- WHAT TO PRODUCE -
Produce a copy of every line in the records that holds the string "arrested".

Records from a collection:

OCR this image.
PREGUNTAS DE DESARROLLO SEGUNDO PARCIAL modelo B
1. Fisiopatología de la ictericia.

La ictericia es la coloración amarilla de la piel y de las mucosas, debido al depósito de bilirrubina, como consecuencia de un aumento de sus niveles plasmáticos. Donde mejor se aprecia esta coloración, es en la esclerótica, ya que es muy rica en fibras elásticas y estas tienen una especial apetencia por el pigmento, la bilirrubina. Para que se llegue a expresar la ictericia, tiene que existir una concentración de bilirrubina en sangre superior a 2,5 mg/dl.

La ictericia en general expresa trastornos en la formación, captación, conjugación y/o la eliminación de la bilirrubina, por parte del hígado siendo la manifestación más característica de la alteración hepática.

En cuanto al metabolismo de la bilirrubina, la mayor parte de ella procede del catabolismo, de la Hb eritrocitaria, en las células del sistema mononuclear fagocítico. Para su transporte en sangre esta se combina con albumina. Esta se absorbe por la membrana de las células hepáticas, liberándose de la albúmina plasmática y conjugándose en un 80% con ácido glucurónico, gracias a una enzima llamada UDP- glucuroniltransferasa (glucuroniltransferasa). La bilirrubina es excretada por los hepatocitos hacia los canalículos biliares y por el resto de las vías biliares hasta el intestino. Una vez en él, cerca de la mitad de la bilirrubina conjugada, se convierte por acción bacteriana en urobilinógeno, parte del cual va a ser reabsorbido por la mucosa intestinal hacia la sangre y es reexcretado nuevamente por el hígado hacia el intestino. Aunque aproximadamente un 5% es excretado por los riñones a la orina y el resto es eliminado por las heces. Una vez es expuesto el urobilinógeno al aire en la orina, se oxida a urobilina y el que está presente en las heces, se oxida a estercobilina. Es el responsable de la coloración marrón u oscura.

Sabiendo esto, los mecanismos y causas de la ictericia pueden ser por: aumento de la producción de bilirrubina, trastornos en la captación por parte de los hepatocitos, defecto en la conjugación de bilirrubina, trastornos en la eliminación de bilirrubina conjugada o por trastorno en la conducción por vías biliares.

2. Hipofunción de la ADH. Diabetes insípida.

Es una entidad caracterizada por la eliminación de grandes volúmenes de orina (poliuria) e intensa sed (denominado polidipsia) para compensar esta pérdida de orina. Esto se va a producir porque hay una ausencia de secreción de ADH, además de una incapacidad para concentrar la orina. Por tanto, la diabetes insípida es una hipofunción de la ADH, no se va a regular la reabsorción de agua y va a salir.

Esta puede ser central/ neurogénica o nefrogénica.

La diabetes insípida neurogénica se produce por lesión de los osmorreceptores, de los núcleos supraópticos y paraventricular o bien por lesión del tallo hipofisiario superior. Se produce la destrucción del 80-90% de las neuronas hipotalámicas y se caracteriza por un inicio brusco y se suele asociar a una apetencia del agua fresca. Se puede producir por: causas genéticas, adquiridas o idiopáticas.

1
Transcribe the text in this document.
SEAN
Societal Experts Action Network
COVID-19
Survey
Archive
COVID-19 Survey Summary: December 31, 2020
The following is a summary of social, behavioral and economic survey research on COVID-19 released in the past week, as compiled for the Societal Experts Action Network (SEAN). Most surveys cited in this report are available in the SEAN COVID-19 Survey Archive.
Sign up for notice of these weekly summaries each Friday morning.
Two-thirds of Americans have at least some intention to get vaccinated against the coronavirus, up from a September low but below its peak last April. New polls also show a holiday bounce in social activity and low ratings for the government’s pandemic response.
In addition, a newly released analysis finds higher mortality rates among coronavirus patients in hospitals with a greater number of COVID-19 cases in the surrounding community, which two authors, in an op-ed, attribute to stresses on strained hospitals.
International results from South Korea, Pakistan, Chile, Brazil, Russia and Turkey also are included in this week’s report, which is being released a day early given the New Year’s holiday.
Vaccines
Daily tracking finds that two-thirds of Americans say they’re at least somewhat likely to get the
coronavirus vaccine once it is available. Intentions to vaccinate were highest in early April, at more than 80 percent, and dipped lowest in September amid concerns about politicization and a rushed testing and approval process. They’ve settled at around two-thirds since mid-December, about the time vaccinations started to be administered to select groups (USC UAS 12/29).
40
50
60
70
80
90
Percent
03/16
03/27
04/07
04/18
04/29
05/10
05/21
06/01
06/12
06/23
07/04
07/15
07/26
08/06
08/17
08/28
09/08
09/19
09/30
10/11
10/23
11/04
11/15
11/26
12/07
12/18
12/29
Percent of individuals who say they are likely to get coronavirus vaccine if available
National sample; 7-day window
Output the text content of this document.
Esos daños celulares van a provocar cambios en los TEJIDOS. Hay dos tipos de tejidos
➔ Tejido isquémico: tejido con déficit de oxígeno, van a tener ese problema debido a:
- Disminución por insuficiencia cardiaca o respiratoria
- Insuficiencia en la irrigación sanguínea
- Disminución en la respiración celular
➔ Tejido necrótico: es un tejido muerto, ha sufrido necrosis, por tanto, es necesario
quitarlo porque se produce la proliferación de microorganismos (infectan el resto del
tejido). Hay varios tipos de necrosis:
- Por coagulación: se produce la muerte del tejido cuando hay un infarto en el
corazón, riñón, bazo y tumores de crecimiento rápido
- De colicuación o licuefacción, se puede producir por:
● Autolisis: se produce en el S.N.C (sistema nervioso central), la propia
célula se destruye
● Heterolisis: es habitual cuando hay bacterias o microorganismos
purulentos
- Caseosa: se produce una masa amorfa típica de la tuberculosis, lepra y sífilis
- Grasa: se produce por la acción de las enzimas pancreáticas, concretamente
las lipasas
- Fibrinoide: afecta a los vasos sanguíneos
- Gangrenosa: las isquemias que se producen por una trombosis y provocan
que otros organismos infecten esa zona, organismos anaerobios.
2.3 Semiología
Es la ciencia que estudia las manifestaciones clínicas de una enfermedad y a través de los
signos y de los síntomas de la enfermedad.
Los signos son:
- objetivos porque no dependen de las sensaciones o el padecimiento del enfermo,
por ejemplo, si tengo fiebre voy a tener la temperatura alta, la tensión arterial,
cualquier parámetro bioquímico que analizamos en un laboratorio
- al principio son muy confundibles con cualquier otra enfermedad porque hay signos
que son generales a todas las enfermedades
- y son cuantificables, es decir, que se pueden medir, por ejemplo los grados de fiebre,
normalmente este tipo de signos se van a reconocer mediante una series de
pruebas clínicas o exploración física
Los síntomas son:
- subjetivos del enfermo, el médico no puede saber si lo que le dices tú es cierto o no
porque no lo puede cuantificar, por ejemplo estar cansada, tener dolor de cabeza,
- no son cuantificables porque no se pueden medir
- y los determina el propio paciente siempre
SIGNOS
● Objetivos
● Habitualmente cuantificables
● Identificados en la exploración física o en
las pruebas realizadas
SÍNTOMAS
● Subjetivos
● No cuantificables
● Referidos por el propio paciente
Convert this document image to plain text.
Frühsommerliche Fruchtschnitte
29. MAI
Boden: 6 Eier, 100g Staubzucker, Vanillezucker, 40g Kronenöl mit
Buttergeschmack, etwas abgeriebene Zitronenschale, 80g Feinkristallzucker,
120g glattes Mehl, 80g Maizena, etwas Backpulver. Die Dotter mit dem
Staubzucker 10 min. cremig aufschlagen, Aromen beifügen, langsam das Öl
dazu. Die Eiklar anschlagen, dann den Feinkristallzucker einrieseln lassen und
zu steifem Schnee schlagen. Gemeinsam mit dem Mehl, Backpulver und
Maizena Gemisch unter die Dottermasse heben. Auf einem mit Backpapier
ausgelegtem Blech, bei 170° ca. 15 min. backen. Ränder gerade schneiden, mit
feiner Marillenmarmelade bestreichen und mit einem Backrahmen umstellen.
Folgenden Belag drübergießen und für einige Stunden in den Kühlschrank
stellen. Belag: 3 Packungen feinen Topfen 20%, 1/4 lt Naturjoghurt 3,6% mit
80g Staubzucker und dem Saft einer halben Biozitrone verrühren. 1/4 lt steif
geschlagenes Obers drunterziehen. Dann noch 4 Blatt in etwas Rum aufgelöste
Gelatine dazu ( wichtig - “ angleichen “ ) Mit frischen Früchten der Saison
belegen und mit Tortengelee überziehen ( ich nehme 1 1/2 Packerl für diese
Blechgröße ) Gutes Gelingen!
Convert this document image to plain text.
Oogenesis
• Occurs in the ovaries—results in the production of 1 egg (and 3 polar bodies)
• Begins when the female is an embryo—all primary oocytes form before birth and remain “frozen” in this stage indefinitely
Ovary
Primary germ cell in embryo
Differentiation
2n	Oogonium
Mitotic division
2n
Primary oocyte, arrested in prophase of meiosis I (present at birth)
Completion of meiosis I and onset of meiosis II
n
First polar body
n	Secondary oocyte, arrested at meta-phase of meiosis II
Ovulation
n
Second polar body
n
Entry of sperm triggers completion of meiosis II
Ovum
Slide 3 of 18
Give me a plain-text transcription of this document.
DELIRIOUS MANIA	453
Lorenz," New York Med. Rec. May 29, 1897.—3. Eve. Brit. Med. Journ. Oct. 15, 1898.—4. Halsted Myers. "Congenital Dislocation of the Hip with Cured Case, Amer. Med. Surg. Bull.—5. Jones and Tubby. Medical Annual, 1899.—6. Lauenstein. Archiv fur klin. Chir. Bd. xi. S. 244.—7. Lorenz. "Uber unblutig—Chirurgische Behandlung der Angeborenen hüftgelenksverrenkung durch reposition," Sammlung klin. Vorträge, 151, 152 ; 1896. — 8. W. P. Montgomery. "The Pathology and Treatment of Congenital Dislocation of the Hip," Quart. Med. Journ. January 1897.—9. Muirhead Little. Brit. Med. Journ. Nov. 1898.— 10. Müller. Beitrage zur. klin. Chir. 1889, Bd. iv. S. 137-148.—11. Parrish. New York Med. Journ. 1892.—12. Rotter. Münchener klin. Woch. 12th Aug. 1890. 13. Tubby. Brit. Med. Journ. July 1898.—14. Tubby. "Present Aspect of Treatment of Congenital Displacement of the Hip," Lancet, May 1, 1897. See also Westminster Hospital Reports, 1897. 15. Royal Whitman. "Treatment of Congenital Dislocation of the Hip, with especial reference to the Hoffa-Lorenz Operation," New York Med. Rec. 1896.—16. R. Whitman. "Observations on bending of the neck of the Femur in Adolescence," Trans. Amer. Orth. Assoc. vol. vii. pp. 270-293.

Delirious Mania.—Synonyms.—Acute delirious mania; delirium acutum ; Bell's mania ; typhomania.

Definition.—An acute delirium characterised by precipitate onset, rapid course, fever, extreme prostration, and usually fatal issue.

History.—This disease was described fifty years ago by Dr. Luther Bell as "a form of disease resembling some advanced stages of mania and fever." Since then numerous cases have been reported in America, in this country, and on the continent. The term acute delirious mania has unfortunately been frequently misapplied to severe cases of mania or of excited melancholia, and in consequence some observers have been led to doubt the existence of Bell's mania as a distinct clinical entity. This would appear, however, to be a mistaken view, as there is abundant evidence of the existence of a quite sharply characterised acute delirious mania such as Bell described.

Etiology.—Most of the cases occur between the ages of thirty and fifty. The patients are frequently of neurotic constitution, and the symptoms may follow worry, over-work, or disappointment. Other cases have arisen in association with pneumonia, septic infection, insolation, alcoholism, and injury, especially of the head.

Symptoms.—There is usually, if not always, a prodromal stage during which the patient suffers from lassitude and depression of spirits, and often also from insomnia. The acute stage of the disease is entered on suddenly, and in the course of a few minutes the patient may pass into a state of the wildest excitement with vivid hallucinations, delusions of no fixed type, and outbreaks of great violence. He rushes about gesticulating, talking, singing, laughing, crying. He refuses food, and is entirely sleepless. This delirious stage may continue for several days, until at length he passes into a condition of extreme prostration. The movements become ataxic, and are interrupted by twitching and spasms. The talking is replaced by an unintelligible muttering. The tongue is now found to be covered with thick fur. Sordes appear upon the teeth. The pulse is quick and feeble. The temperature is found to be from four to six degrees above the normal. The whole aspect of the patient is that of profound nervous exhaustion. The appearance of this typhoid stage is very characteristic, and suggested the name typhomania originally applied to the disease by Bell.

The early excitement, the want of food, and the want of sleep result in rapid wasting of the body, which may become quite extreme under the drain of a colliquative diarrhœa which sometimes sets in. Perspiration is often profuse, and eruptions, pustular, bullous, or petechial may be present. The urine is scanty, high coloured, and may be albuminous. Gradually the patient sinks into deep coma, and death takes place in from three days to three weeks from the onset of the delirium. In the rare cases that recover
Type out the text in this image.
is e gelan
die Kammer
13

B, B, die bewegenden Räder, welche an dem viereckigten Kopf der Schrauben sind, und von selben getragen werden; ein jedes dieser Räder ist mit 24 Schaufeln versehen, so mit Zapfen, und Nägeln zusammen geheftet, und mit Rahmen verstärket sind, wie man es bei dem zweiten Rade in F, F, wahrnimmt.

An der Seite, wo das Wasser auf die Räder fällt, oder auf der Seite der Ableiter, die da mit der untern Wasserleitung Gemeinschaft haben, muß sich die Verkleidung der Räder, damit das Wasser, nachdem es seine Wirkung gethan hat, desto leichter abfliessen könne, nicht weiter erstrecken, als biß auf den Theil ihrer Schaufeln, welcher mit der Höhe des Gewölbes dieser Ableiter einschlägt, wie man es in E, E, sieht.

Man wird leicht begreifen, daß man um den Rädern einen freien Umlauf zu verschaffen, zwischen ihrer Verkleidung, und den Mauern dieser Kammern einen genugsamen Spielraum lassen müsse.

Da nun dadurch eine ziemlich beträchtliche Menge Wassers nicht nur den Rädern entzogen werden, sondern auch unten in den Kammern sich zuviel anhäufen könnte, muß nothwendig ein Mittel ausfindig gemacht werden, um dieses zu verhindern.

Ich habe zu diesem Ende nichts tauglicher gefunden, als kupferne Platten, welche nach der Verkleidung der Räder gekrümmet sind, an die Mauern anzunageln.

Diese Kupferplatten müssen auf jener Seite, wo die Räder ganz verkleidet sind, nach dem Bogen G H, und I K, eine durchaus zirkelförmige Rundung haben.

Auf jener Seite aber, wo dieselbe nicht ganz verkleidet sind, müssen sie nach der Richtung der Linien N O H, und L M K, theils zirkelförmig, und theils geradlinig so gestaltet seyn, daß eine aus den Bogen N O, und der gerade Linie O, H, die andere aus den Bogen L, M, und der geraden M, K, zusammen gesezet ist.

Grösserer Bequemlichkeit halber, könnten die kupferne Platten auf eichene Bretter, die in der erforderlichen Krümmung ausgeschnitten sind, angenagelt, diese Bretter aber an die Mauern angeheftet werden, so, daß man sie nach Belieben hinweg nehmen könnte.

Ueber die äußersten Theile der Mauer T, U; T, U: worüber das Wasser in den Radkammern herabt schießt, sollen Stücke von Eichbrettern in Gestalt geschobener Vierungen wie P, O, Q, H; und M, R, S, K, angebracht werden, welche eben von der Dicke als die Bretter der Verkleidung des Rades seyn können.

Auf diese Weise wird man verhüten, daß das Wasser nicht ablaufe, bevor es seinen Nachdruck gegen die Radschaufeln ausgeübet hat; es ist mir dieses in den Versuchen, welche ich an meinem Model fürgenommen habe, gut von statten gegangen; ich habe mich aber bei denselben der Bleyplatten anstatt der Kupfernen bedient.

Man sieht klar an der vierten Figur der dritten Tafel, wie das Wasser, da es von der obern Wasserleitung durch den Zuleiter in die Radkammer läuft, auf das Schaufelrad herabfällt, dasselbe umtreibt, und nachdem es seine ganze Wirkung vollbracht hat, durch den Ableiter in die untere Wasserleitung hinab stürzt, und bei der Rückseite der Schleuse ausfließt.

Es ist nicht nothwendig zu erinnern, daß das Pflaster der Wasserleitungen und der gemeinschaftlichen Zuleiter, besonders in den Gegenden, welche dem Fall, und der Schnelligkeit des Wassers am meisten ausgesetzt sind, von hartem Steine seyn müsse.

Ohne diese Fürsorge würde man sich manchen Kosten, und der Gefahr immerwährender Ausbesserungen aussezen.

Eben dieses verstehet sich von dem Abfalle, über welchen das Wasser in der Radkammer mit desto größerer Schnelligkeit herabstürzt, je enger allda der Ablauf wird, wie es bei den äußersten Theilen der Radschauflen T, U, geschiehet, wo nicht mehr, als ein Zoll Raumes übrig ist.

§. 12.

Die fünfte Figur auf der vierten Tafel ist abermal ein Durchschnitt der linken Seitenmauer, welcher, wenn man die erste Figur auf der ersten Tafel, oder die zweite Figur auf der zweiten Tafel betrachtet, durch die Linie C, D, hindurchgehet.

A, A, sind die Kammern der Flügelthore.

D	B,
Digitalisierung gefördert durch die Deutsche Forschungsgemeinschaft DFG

- TASK ANSWER -
Primary oocyte, arrested in prophase of meiosis I (present at birth)
n	Secondary oocyte, arrested at meta-phase of meiosis II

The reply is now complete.